#### WHAT IS EXPECTED:
Your reply should be one number: the count of lines holding the word "label".
- - - -
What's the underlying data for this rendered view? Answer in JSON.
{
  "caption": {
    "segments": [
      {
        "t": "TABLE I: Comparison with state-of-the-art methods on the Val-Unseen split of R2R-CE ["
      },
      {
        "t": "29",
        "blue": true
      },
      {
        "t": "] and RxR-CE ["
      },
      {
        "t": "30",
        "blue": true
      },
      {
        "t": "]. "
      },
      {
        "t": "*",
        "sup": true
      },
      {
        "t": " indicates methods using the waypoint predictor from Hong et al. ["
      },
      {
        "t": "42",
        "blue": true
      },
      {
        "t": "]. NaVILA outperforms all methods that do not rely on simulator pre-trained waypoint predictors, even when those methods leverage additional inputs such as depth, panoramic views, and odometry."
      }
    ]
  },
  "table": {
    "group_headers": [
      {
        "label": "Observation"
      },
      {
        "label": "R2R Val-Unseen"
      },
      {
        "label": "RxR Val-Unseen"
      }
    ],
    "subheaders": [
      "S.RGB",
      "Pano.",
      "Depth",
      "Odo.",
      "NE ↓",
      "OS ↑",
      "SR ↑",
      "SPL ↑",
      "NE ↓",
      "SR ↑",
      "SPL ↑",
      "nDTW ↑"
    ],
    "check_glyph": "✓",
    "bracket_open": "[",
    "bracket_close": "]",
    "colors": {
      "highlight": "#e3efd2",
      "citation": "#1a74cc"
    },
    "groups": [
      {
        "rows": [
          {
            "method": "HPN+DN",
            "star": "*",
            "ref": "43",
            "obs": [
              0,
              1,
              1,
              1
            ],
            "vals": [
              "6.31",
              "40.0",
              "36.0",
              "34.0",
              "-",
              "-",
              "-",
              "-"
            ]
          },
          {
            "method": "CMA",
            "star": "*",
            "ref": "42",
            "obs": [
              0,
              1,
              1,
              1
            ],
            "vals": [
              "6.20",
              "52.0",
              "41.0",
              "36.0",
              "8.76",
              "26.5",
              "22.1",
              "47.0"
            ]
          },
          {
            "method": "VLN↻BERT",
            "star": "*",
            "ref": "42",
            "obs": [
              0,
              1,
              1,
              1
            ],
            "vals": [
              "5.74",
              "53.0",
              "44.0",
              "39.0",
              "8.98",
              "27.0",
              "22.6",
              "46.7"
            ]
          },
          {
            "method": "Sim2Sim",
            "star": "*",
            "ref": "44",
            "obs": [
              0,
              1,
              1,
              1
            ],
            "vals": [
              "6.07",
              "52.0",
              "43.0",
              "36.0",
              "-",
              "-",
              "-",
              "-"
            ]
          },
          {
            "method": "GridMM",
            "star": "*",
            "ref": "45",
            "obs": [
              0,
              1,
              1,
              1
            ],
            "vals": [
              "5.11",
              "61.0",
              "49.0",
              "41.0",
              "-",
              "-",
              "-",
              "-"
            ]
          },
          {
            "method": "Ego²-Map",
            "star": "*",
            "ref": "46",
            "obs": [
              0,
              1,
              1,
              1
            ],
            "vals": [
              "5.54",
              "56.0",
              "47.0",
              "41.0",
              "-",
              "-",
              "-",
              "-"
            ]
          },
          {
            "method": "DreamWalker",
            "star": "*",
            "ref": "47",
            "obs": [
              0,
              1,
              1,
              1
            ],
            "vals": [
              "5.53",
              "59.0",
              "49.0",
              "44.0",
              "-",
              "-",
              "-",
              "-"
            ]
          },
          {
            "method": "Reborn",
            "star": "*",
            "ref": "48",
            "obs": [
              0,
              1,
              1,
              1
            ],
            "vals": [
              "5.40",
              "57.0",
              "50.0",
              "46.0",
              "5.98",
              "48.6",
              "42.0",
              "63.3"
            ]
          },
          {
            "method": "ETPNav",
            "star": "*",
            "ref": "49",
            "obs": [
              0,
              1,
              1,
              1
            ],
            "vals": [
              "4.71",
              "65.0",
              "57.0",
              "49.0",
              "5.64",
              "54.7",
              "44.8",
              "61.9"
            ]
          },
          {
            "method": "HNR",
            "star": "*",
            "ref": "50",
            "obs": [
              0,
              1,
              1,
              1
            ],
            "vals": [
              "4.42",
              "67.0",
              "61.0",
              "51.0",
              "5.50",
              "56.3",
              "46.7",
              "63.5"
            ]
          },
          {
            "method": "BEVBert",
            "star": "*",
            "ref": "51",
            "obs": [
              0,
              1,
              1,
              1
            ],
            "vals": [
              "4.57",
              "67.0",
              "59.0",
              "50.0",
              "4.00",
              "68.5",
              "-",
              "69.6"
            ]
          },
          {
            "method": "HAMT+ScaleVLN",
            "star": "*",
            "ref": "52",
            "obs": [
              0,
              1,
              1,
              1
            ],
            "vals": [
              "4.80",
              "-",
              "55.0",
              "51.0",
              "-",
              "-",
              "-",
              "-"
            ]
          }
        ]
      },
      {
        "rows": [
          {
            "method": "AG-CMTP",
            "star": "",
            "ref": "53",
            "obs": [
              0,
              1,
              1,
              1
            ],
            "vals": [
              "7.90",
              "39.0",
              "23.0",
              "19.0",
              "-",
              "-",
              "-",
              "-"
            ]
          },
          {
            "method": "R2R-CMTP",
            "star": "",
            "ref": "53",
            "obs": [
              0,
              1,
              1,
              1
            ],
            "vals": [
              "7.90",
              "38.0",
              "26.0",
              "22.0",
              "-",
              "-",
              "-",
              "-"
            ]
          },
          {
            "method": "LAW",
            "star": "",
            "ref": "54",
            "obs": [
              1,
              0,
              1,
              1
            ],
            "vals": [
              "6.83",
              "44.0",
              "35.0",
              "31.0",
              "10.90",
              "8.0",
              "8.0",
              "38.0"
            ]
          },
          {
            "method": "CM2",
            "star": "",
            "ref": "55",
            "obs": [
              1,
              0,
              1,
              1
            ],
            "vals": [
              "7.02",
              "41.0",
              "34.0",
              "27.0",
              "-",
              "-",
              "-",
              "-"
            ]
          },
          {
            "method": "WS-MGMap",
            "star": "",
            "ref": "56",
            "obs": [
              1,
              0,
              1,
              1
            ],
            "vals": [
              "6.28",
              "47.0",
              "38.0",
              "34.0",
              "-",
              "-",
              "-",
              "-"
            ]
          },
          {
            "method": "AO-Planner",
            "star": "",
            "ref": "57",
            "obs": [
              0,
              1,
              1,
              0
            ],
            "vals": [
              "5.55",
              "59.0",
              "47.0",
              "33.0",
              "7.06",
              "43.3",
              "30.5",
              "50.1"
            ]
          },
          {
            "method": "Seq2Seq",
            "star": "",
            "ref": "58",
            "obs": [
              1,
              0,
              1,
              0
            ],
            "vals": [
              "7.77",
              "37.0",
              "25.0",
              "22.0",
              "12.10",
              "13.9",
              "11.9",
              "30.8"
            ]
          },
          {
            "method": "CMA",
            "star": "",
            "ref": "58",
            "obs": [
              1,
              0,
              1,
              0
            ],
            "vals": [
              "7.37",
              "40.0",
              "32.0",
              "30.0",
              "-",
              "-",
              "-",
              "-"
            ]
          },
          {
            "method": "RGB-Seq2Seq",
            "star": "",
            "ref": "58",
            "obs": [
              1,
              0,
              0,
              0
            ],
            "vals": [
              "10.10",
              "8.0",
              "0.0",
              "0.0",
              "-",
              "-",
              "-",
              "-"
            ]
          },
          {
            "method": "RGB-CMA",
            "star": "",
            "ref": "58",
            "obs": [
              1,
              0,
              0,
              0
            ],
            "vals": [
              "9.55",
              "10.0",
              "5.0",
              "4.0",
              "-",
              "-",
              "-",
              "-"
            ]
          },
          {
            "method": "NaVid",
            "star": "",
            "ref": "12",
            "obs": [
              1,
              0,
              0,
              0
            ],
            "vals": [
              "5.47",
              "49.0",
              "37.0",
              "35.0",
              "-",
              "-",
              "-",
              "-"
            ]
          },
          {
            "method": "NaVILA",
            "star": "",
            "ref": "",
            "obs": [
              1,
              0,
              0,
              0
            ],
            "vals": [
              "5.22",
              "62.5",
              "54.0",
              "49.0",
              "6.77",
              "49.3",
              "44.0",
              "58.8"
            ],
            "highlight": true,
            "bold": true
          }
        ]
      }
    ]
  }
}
- - - -
#### FINISHED EXERCISE:
3